> Data lines
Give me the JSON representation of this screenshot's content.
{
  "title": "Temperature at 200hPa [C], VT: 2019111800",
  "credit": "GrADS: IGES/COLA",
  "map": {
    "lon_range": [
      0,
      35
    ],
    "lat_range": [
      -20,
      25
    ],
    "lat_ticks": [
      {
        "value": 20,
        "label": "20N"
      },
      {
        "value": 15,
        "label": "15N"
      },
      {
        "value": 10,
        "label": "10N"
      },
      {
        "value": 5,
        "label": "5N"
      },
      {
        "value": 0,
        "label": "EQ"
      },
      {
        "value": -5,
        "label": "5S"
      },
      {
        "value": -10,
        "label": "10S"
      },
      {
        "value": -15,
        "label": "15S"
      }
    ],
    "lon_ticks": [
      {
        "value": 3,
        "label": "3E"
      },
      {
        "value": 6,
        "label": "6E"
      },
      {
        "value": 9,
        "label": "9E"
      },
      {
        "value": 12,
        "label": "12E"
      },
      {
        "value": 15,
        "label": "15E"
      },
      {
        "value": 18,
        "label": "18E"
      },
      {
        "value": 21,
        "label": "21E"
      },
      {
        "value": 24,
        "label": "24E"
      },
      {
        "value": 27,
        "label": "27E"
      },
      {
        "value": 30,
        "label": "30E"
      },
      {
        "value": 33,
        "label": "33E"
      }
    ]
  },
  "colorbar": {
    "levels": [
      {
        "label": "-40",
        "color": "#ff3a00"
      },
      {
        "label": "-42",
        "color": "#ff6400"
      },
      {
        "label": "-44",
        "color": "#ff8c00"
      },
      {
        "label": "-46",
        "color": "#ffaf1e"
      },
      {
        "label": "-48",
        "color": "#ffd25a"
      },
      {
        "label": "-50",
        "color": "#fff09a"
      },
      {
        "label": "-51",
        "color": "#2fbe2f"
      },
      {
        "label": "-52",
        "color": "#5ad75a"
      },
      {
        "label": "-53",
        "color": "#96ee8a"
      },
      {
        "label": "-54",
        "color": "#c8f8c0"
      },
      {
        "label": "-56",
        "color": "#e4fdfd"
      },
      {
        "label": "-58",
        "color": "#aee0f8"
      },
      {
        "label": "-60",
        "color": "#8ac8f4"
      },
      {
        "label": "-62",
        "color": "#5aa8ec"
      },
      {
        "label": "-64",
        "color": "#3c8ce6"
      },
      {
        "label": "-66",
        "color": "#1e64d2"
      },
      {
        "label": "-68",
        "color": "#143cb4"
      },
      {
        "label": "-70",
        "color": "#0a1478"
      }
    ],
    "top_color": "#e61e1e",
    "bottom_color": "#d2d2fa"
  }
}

> Brief
Print the records above exactly as they appear.

> Full output
Give me the JSON representation of this screenshot's content.
{
  "title": "Temperature at 200hPa [C], VT: 2019111800",
  "credit": "GrADS: IGES/COLA",
  "map": {
    "lon_range": [
      0,
      35
    ],
    "lat_range": [
      -20,
      25
    ],
    "lat_ticks": [
      {
        "value": 20,
        "label": "20N"
      },
      {
        "value": 15,
        "label": "15N"
      },
      {
        "value": 10,
        "label": "10N"
      },
      {
        "value": 5,
        "label": "5N"
      },
      {
        "value": 0,
        "label": "EQ"
      },
      {
        "value": -5,
        "label": "5S"
      },
      {
        "value": -10,
        "label": "10S"
      },
      {
        "value": -15,
        "label": "15S"
      }
    ],
    "lon_ticks": [
      {
        "value": 3,
        "label": "3E"
      },
      {
        "value": 6,
        "label": "6E"
      },
      {
        "value": 9,
        "label": "9E"
      },
      {
        "value": 12,
        "label": "12E"
      },
      {
        "value": 15,
        "label": "15E"
      },
      {
        "value": 18,
        "label": "18E"
      },
      {
        "value": 21,
        "label": "21E"
      },
      {
        "value": 24,
        "label": "24E"
      },
      {
        "value": 27,
        "label": "27E"
      },
      {
        "value": 30,
        "label": "30E"
      },
      {
        "value": 33,
        "label": "33E"
      }
    ]
  },
  "colorbar": {
    "levels": [
      {
        "label": "-40",
        "color": "#ff3a00"
      },
      {
        "label": "-42",
        "color": "#ff6400"
      },
      {
        "label": "-44",
        "color": "#ff8c00"
      },
      {
        "label": "-46",
        "color": "#ffaf1e"
      },
      {
        "label": "-48",
        "color": "#ffd25a"
      },
      {
        "label": "-50",
        "color": "#fff09a"
      },
      {
        "label": "-51",
        "color": "#2fbe2f"
      },
      {
        "label": "-52",
        "color": "#5ad75a"
      },
      {
        "label": "-53",
        "color": "#96ee8a"
      },
      {
        "label": "-54",
        "color": "#c8f8c0"
      },
      {
        "label": "-56",
        "color": "#e4fdfd"
      },
      {
        "label": "-58",
        "color": "#aee0f8"
      },
      {
        "label": "-60",
        "color": "#8ac8f4"
      },
      {
        "label": "-62",
        "color": "#5aa8ec"
      },
      {
        "label": "-64",
        "color": "#3c8ce6"
      },
      {
        "label": "-66",
        "color": "#1e64d2"
      },
      {
        "label": "-68",
        "color": "#143cb4"
      },
      {
        "label": "-70",
        "color": "#0a1478"
      }
    ],
    "top_color": "#e61e1e",
    "bottom_color": "#d2d2fa"
  }
}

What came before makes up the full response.